* _Exercise objective_: Copy out each line of the data that holds the word "Beam".

* _Data listing_:
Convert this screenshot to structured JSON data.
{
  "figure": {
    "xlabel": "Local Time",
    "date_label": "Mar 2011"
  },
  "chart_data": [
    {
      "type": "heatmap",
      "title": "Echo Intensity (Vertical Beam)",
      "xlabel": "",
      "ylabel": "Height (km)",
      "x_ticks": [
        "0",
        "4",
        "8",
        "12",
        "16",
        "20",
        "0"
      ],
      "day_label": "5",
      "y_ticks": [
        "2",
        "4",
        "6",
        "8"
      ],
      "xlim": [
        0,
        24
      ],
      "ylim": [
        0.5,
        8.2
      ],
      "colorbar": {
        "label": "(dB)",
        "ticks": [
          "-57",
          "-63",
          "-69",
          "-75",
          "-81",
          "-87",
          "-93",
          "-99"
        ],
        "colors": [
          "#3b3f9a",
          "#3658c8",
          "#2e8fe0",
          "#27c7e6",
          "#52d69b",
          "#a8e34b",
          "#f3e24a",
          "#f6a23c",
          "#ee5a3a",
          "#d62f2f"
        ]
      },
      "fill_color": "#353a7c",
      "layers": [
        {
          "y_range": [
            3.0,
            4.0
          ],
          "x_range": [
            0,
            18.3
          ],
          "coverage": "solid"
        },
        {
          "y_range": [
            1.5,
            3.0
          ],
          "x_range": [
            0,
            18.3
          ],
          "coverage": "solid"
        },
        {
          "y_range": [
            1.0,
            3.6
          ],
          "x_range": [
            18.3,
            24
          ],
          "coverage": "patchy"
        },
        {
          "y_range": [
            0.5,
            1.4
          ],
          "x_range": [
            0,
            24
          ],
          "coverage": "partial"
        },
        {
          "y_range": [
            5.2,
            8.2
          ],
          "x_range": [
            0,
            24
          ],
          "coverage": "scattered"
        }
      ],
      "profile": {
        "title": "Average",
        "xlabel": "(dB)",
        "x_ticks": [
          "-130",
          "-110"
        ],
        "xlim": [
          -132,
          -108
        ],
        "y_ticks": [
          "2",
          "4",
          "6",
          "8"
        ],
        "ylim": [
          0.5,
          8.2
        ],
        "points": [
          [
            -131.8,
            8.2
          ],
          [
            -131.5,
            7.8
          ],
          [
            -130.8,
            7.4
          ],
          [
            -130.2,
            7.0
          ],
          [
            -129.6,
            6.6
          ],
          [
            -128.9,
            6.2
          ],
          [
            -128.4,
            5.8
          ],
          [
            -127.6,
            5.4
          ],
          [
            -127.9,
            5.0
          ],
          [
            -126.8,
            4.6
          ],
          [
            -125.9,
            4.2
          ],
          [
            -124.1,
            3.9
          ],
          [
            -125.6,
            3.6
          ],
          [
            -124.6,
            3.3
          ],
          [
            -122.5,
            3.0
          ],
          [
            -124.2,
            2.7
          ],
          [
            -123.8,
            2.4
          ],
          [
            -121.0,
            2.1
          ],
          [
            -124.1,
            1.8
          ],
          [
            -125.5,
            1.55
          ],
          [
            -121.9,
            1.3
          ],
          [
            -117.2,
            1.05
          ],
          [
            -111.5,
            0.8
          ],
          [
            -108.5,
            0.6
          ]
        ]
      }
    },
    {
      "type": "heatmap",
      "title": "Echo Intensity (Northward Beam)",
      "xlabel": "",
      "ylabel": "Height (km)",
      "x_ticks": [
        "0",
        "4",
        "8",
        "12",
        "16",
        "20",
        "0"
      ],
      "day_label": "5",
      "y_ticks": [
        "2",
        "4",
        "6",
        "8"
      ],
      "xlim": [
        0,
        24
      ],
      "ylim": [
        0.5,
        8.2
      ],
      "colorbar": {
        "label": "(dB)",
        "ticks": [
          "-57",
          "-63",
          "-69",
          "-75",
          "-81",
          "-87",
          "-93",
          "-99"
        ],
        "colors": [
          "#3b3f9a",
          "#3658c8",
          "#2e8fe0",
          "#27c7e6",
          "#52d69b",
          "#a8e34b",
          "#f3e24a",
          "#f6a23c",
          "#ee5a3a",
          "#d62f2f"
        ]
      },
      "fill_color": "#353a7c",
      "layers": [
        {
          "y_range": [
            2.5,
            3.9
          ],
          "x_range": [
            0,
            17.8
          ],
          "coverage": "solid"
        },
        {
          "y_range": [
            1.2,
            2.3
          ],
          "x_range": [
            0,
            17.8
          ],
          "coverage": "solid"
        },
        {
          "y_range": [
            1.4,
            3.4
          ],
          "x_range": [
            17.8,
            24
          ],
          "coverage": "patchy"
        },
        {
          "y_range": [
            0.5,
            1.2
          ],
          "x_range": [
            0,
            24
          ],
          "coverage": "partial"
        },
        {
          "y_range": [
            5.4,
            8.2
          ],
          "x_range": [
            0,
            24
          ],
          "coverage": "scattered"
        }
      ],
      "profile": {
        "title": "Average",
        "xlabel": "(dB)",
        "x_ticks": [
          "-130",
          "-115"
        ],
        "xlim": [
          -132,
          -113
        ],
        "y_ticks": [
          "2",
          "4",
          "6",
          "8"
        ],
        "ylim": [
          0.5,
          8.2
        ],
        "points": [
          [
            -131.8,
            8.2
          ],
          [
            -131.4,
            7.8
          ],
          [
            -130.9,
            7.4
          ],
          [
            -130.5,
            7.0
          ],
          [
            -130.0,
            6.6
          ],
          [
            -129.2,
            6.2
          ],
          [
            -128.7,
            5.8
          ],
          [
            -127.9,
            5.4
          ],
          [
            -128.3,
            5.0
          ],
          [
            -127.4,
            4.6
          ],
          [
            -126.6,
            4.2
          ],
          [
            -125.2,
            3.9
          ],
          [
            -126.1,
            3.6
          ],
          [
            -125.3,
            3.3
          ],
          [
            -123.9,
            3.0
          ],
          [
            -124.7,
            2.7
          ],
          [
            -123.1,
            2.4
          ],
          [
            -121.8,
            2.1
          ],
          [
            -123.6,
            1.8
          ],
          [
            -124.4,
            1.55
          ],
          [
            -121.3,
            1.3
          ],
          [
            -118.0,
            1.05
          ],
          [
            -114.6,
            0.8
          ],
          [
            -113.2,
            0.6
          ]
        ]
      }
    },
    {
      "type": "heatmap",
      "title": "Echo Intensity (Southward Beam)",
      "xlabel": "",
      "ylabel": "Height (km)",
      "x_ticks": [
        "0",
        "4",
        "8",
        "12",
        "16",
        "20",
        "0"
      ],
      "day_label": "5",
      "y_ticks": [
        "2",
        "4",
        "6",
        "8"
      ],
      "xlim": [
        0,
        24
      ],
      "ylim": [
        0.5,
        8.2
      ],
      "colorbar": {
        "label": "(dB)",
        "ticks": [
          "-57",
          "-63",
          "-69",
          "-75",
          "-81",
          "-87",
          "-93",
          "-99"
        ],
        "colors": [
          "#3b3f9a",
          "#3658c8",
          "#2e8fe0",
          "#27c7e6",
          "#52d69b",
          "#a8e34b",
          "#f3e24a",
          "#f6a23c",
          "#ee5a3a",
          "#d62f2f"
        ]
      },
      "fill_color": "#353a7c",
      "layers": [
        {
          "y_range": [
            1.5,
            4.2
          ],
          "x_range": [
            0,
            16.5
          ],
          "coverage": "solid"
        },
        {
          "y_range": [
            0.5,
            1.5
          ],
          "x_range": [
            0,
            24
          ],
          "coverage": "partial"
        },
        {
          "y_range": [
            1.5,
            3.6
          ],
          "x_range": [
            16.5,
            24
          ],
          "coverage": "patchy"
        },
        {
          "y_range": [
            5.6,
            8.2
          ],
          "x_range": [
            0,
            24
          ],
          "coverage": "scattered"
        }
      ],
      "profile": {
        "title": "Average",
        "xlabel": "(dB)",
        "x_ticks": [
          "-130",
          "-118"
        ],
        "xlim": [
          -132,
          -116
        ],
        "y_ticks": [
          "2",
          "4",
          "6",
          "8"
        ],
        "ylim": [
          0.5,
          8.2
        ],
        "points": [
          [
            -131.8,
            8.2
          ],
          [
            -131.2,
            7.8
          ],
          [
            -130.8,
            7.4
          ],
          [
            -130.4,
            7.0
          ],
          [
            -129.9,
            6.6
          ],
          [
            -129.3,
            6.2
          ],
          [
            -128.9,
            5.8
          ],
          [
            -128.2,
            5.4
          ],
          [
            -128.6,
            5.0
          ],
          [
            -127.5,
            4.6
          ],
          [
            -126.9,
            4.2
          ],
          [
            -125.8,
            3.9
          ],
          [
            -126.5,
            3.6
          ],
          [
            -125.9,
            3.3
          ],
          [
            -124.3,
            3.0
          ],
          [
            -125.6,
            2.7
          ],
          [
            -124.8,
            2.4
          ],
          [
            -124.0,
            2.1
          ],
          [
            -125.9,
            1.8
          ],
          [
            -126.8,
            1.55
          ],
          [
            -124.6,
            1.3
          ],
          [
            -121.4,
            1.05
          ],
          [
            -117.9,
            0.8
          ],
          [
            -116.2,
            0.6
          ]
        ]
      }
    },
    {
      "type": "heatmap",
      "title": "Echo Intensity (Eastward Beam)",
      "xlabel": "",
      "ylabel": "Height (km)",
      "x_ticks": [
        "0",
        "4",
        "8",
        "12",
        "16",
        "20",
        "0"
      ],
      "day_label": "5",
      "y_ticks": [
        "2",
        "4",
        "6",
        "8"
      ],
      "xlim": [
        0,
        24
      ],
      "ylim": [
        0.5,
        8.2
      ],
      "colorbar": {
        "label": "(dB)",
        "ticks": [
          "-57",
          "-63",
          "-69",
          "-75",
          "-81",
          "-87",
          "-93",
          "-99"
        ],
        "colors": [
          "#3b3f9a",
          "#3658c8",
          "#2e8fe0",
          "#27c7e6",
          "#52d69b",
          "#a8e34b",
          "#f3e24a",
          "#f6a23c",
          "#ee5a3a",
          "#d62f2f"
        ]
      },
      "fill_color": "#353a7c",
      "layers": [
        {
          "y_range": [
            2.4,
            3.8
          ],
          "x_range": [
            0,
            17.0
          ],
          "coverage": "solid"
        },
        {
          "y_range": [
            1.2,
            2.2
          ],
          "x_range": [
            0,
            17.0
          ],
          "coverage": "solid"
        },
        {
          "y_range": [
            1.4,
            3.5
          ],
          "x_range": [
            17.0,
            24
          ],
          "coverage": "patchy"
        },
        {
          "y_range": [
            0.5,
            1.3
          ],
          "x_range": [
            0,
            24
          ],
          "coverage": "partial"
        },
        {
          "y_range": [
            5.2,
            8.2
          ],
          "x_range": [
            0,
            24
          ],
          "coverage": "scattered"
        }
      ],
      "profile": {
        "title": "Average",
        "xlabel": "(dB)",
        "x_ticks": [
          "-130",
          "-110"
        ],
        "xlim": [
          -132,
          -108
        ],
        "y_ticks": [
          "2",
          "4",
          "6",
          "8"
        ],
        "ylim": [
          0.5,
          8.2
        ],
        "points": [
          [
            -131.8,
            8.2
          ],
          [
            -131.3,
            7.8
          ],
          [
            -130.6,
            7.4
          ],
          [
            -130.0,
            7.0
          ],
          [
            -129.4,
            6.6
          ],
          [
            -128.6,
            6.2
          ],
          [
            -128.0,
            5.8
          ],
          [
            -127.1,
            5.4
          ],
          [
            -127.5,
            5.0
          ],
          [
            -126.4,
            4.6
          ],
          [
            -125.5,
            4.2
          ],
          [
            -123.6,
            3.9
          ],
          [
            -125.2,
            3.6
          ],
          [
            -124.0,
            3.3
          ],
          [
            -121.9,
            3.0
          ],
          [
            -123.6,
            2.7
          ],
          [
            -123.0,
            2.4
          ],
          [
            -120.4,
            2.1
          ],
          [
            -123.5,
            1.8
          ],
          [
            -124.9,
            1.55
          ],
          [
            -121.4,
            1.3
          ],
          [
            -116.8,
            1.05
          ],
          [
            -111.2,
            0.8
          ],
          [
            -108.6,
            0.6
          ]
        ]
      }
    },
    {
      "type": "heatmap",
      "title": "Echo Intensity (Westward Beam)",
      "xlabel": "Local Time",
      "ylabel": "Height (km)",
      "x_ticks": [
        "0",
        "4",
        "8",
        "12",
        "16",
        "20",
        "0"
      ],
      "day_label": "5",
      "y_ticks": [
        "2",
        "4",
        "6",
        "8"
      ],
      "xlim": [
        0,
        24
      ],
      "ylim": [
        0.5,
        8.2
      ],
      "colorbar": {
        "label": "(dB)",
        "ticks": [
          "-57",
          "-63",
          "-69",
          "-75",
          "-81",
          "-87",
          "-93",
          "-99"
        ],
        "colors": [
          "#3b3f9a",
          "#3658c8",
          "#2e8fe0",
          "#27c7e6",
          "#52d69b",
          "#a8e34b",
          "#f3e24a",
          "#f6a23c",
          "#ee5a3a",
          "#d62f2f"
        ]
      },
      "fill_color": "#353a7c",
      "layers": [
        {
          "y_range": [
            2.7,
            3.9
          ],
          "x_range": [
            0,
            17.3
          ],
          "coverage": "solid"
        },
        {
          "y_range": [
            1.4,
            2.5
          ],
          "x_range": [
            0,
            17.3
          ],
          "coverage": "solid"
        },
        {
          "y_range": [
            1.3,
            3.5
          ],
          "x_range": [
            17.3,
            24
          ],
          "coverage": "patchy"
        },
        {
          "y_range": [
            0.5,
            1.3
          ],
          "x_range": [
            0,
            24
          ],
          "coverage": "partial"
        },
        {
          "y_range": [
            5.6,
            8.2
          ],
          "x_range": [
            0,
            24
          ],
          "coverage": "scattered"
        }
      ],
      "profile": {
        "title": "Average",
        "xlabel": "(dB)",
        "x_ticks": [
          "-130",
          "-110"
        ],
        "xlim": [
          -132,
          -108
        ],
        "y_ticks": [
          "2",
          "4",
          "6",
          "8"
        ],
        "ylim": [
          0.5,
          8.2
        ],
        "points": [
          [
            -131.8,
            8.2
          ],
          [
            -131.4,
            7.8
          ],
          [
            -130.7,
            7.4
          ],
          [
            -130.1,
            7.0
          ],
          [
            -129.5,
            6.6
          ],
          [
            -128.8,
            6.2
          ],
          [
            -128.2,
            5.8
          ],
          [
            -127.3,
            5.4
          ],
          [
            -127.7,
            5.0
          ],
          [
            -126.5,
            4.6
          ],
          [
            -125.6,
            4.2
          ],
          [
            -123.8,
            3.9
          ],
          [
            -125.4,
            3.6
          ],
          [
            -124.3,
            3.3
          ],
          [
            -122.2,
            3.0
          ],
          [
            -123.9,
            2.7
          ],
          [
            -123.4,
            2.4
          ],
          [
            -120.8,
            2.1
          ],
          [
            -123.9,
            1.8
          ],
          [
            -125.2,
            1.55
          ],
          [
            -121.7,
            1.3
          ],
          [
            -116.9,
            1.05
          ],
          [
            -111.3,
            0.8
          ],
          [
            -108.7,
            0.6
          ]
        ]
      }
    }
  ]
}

* _Solution for this problem_:
      "title": "Echo Intensity (Vertical Beam)",
      "title": "Echo Intensity (Northward Beam)",
      "title": "Echo Intensity (Southward Beam)",
      "title": "Echo Intensity (Eastward Beam)",
      "title": "Echo Intensity (Westward Beam)",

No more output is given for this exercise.